[Items from a figure collection]
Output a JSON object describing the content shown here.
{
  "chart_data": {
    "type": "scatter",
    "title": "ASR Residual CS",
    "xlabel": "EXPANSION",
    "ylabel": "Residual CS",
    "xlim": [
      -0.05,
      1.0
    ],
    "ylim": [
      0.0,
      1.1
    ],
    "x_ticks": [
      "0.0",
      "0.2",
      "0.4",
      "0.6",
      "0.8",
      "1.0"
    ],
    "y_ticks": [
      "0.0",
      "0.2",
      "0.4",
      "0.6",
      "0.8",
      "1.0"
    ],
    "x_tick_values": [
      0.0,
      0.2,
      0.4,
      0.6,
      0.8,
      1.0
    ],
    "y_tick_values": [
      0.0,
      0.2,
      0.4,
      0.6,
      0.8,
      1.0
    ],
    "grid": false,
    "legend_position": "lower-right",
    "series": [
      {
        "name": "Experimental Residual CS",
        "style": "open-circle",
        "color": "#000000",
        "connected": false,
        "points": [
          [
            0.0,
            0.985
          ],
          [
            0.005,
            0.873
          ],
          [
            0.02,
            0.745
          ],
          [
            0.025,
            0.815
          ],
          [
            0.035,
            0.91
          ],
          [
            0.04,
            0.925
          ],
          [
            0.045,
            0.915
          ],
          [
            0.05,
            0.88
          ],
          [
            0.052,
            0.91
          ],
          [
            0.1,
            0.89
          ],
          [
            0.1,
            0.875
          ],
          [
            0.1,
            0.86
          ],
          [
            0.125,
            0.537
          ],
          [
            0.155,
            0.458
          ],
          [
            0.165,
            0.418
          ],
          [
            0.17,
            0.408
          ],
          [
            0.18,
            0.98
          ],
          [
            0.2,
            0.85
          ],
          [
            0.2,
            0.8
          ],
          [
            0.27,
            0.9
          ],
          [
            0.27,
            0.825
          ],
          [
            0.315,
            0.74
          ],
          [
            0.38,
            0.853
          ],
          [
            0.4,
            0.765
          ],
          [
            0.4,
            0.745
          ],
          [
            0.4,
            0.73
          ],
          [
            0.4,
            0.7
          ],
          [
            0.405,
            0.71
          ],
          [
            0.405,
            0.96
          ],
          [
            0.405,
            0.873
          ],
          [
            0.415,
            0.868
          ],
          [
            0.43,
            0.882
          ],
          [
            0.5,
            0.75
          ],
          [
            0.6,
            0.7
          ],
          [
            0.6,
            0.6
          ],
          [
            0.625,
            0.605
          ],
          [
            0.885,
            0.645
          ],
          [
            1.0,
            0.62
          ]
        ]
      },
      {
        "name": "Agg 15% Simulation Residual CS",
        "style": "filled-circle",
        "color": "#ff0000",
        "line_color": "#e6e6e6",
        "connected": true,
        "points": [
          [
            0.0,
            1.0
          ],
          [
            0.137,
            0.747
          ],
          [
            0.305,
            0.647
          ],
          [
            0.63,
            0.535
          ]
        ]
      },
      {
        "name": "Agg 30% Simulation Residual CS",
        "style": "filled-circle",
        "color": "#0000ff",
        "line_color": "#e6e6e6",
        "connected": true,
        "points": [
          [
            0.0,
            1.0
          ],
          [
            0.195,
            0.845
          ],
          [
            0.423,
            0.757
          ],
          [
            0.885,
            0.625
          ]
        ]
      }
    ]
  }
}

WHAT TO PRODUCE
Extract the complete set of records unchanged.

OUTPUT FOR THIS EXERCISE
Output a JSON object describing the content shown here.
{
  "chart_data": {
    "type": "scatter",
    "title": "ASR Residual CS",
    "xlabel": "EXPANSION",
    "ylabel": "Residual CS",
    "xlim": [
      -0.05,
      1.0
    ],
    "ylim": [
      0.0,
      1.1
    ],
    "x_ticks": [
      "0.0",
      "0.2",
      "0.4",
      "0.6",
      "0.8",
      "1.0"
    ],
    "y_ticks": [
      "0.0",
      "0.2",
      "0.4",
      "0.6",
      "0.8",
      "1.0"
    ],
    "x_tick_values": [
      0.0,
      0.2,
      0.4,
      0.6,
      0.8,
      1.0
    ],
    "y_tick_values": [
      0.0,
      0.2,
      0.4,
      0.6,
      0.8,
      1.0
    ],
    "grid": false,
    "legend_position": "lower-right",
    "series": [
      {
        "name": "Experimental Residual CS",
        "style": "open-circle",
        "color": "#000000",
        "connected": false,
        "points": [
          [
            0.0,
            0.985
          ],
          [
            0.005,
            0.873
          ],
          [
            0.02,
            0.745
          ],
          [
            0.025,
            0.815
          ],
          [
            0.035,
            0.91
          ],
          [
            0.04,
            0.925
          ],
          [
            0.045,
            0.915
          ],
          [
            0.05,
            0.88
          ],
          [
            0.052,
            0.91
          ],
          [
            0.1,
            0.89
          ],
          [
            0.1,
            0.875
          ],
          [
            0.1,
            0.86
          ],
          [
            0.125,
            0.537
          ],
          [
            0.155,
            0.458
          ],
          [
            0.165,
            0.418
          ],
          [
            0.17,
            0.408
          ],
          [
            0.18,
            0.98
          ],
          [
            0.2,
            0.85
          ],
          [
            0.2,
            0.8
          ],
          [
            0.27,
            0.9
          ],
          [
            0.27,
            0.825
          ],
          [
            0.315,
            0.74
          ],
          [
            0.38,
            0.853
          ],
          [
            0.4,
            0.765
          ],
          [
            0.4,
            0.745
          ],
          [
            0.4,
            0.73
          ],
          [
            0.4,
            0.7
          ],
          [
            0.405,
            0.71
          ],
          [
            0.405,
            0.96
          ],
          [
            0.405,
            0.873
          ],
          [
            0.415,
            0.868
          ],
          [
            0.43,
            0.882
          ],
          [
            0.5,
            0.75
          ],
          [
            0.6,
            0.7
          ],
          [
            0.6,
            0.6
          ],
          [
            0.625,
            0.605
          ],
          [
            0.885,
            0.645
          ],
          [
            1.0,
            0.62
          ]
        ]
      },
      {
        "name": "Agg 15% Simulation Residual CS",
        "style": "filled-circle",
        "color": "#ff0000",
        "line_color": "#e6e6e6",
        "connected": true,
        "points": [
          [
            0.0,
            1.0
          ],
          [
            0.137,
            0.747
          ],
          [
            0.305,
            0.647
          ],
          [
            0.63,
            0.535
          ]
        ]
      },
      {
        "name": "Agg 30% Simulation Residual CS",
        "style": "filled-circle",
        "color": "#0000ff",
        "line_color": "#e6e6e6",
        "connected": true,
        "points": [
          [
            0.0,
            1.0
          ],
          [
            0.195,
            0.845
          ],
          [
            0.423,
            0.757
          ],
          [
            0.885,
            0.625
          ]
        ]
      }
    ]
  }
}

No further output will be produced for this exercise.